What is expected –
Pick out the lines in the listing below that contain the word "صحيح" and copy them.

+ + + + + + +

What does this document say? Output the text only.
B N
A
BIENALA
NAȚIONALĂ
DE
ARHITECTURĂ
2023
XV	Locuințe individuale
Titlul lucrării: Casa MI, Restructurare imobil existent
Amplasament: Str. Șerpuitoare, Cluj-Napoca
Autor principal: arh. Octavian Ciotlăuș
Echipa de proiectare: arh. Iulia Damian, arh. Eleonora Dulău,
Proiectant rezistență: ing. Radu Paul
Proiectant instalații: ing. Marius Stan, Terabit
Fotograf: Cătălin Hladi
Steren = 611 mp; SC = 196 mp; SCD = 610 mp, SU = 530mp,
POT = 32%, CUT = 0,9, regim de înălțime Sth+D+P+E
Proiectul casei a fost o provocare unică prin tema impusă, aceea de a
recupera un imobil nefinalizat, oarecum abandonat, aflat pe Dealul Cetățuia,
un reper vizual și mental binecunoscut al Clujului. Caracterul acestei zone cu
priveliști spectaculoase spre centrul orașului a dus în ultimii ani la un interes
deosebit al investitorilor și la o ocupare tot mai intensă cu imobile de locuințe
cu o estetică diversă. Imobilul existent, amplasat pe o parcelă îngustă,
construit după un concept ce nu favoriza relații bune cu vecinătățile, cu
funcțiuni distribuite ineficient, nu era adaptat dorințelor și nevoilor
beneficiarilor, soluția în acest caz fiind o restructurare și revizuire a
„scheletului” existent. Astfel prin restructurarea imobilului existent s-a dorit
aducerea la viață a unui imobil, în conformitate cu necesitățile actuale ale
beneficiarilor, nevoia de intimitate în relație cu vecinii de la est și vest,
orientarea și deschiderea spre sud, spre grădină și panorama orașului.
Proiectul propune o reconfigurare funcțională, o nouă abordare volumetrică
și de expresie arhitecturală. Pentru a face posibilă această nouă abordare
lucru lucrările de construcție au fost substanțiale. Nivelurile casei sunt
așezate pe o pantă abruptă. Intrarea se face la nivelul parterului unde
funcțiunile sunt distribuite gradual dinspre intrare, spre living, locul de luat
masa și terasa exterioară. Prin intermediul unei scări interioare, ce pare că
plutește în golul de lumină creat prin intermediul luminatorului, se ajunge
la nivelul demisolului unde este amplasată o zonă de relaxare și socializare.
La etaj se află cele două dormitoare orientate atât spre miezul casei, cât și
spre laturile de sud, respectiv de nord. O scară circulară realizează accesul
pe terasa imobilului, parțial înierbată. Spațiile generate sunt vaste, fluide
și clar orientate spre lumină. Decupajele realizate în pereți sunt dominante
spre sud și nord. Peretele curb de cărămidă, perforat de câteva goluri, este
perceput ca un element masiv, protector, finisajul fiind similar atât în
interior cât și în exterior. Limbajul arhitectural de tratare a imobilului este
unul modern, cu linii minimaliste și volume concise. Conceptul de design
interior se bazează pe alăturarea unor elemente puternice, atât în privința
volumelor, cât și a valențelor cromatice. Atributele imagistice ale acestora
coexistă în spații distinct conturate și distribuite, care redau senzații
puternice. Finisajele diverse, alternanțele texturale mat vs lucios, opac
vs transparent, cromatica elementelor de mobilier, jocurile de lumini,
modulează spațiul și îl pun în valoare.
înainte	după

+ + + + + + +

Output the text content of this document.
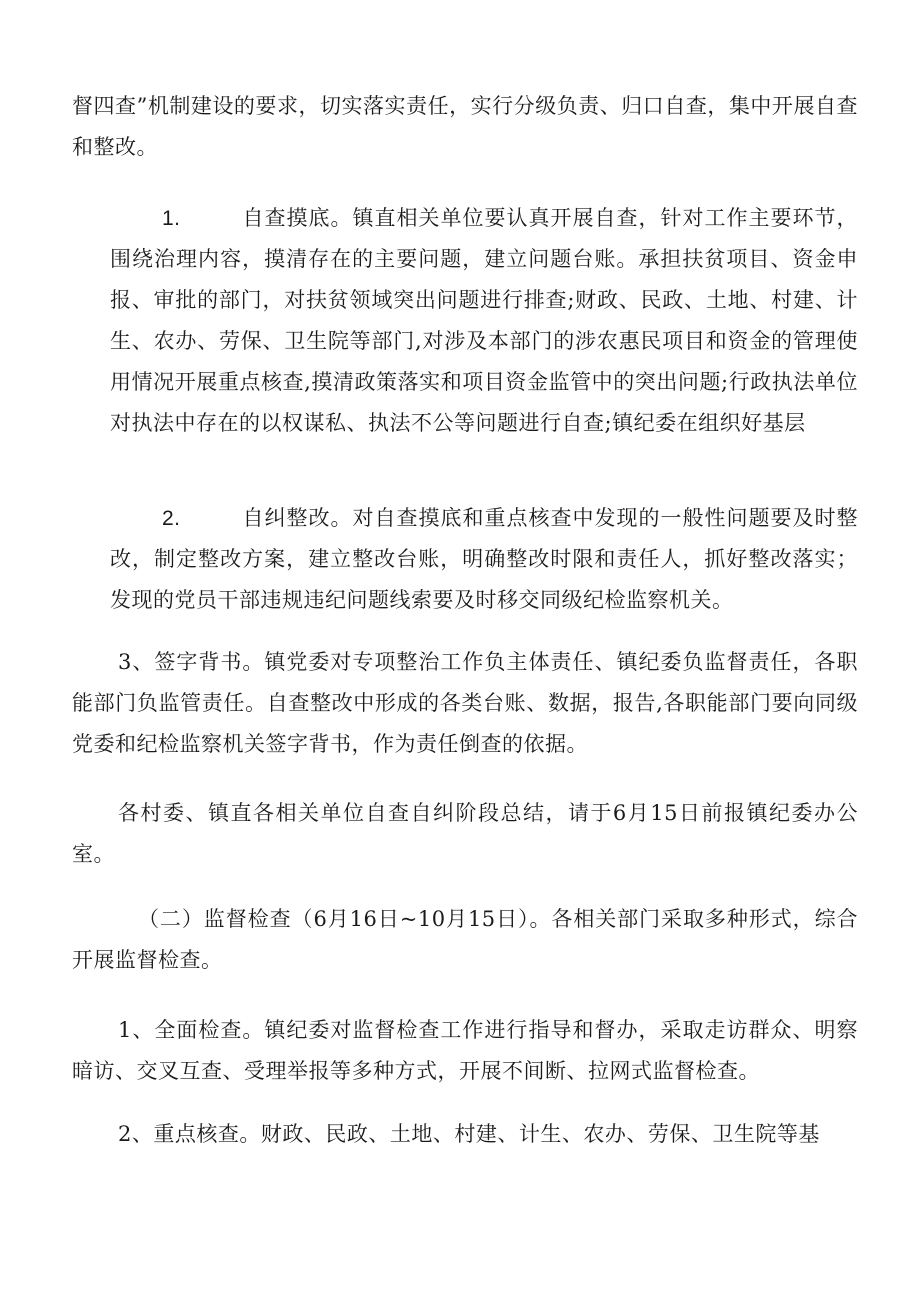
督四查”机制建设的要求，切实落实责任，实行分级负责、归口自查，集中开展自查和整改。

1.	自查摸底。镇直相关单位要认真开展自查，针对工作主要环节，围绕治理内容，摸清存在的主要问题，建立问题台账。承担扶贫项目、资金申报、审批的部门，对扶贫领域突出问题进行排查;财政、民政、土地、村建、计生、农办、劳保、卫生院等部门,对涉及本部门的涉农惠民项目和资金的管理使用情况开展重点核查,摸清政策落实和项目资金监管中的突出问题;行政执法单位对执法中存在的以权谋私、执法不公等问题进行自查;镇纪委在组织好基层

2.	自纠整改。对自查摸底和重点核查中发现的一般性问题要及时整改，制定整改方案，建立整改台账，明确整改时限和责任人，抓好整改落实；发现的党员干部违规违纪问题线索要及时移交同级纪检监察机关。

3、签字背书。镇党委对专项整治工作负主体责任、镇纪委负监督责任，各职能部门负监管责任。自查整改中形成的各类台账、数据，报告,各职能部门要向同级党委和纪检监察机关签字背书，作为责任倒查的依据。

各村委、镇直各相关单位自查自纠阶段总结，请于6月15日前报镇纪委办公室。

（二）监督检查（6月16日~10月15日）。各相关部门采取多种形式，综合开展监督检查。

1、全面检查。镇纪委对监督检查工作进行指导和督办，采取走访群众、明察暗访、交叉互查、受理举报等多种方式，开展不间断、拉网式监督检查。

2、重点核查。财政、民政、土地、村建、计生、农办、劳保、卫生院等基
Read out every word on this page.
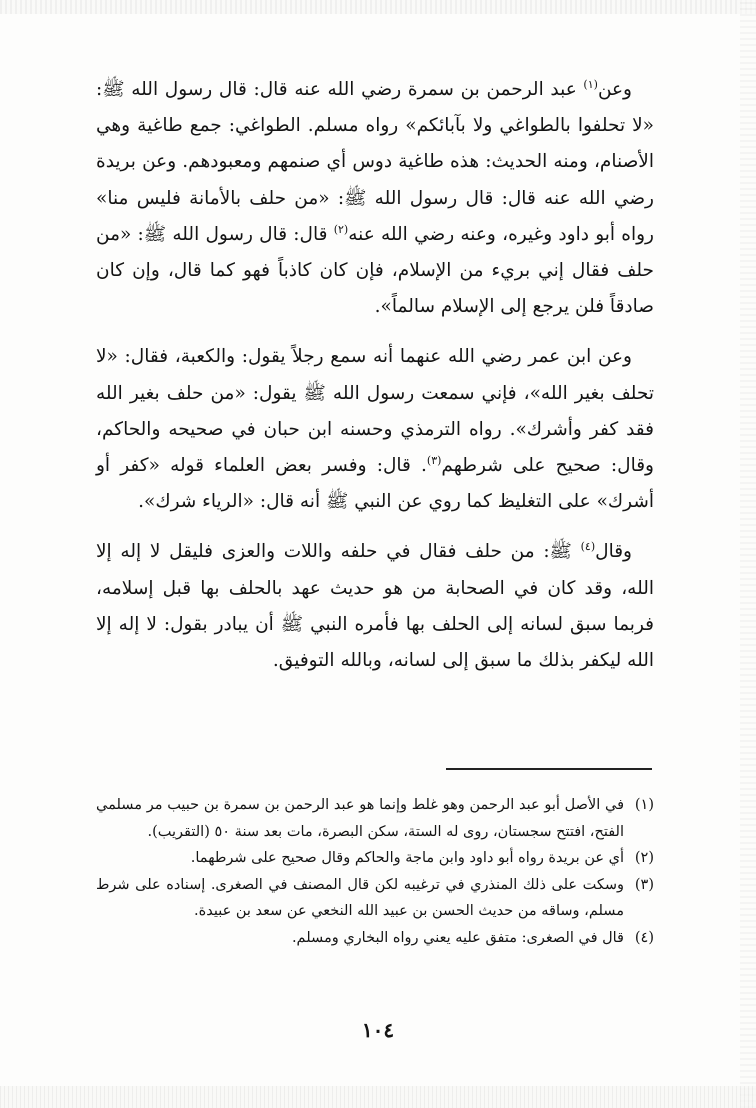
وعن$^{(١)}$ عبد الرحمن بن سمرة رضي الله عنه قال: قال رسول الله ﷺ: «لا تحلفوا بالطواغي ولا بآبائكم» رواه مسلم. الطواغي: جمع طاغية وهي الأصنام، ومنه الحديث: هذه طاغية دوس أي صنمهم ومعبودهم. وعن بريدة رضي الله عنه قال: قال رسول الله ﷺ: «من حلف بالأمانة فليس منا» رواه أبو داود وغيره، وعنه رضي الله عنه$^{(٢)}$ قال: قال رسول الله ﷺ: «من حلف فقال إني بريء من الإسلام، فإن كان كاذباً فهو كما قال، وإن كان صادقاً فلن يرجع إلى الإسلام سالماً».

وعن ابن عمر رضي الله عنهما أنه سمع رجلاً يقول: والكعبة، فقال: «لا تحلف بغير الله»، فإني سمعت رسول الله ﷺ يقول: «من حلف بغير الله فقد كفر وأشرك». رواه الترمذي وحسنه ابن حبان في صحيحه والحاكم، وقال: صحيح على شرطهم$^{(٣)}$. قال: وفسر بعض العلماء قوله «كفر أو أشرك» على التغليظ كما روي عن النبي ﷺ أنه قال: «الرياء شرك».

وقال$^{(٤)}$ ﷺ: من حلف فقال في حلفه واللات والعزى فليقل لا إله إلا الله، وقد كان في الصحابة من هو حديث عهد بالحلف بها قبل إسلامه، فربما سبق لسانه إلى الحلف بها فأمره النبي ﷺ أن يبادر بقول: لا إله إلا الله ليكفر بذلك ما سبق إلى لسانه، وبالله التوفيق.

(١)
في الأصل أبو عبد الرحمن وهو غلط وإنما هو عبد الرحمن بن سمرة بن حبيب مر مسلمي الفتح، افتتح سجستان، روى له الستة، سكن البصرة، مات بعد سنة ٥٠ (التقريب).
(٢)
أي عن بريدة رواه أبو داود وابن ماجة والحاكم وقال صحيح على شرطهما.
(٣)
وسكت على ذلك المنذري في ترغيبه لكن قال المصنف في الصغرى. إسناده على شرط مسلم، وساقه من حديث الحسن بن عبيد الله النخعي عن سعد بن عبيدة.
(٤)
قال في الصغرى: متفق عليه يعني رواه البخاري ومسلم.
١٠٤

+ + + + + + +

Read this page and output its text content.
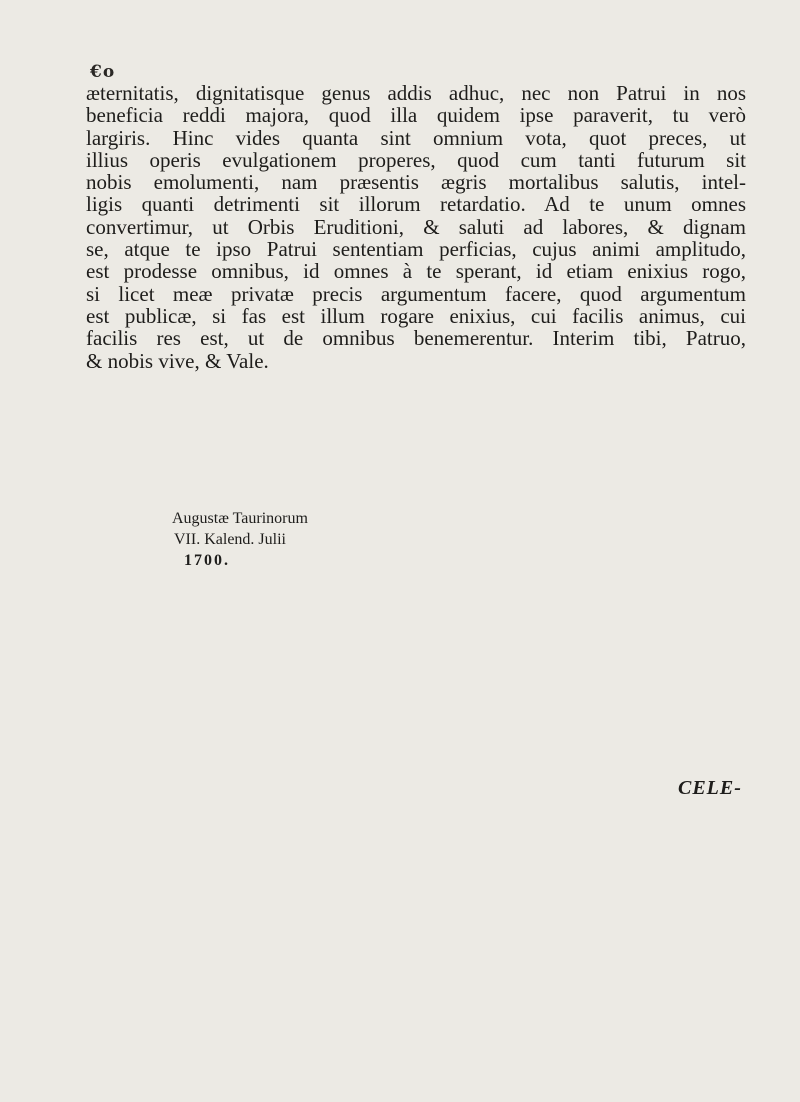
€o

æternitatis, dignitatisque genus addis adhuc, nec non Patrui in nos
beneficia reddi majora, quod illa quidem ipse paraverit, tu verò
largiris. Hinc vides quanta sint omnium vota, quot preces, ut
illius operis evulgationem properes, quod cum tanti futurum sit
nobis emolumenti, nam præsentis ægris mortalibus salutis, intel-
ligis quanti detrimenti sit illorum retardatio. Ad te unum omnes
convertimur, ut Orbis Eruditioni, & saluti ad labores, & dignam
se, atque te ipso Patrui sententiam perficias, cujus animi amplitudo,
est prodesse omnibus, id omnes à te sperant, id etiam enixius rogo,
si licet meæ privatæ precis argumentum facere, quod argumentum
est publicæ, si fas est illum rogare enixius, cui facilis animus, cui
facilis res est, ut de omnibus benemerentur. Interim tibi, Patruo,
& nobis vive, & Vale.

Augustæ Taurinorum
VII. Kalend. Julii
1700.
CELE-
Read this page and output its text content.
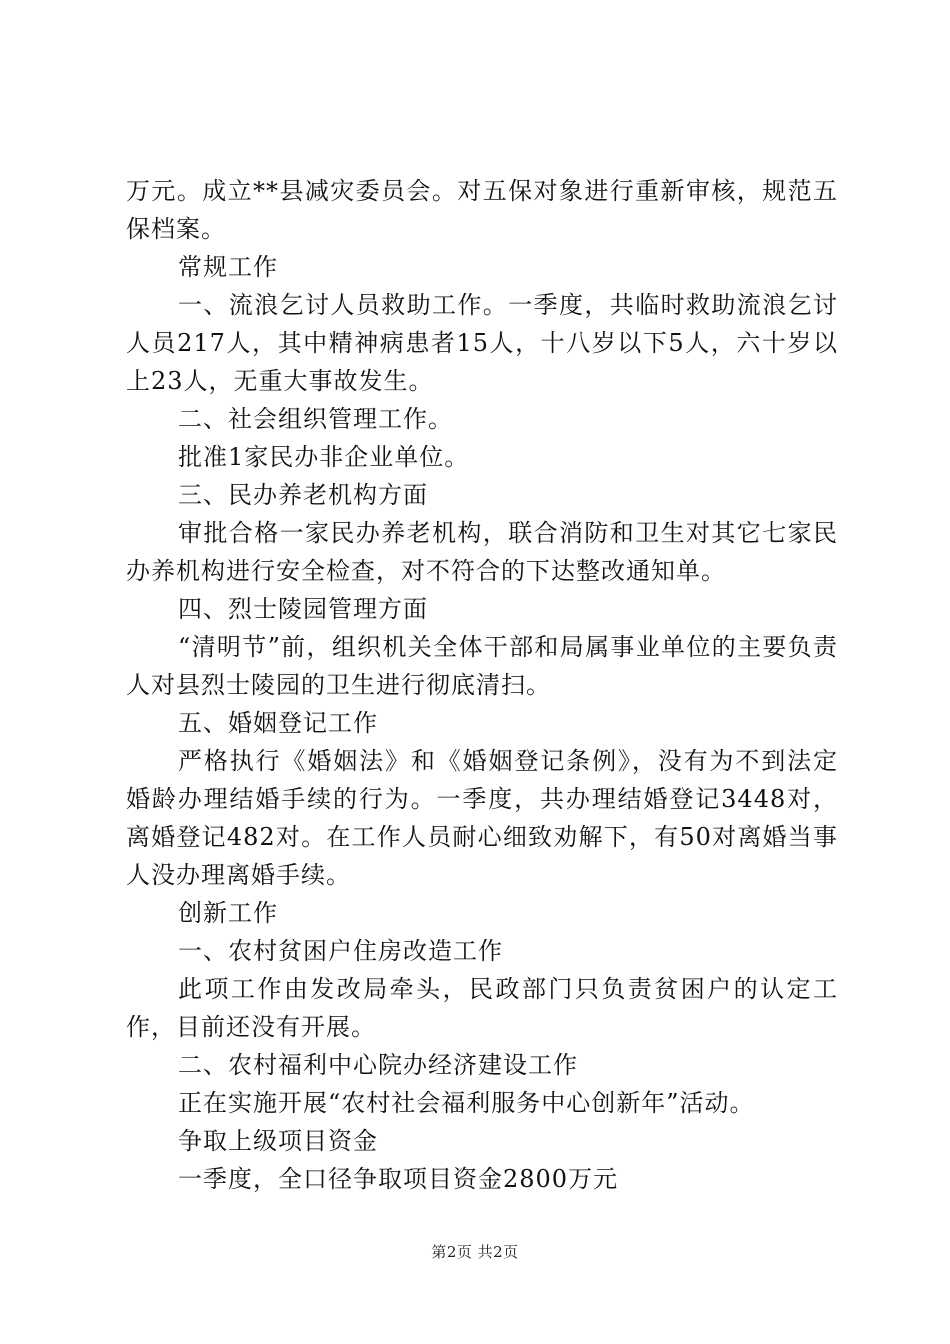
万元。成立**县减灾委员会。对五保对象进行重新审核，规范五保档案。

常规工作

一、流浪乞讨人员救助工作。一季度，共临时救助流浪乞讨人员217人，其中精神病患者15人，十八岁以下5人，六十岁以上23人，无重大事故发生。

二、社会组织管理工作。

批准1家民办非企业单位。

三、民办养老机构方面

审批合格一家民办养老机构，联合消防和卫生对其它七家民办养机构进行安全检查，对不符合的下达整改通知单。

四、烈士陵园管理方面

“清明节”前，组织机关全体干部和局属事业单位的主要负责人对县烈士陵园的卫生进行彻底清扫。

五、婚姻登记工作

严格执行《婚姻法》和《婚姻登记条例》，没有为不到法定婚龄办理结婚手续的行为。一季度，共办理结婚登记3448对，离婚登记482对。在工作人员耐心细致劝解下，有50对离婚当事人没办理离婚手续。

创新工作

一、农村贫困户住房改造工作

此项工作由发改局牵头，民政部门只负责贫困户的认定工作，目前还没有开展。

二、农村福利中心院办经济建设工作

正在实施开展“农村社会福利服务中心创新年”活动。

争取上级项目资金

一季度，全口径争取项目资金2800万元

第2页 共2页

+ + + + + + +

Worked solution –
وعن ابن عمر رضي الله عنهما أنه سمع رجلاً يقول: والكعبة، فقال: «لا تحلف بغير الله»، فإني سمعت رسول الله ﷺ يقول: «من حلف بغير الله فقد كفر وأشرك». رواه الترمذي وحسنه ابن حبان في صحيحه والحاكم، وقال: صحيح على شرطهم$^{(٣)}$. قال: وفسر بعض العلماء قوله «كفر أو أشرك» على التغليظ كما روي عن النبي ﷺ أنه قال: «الرياء شرك».
أي عن بريدة رواه أبو داود وابن ماجة والحاكم وقال صحيح على شرطهما.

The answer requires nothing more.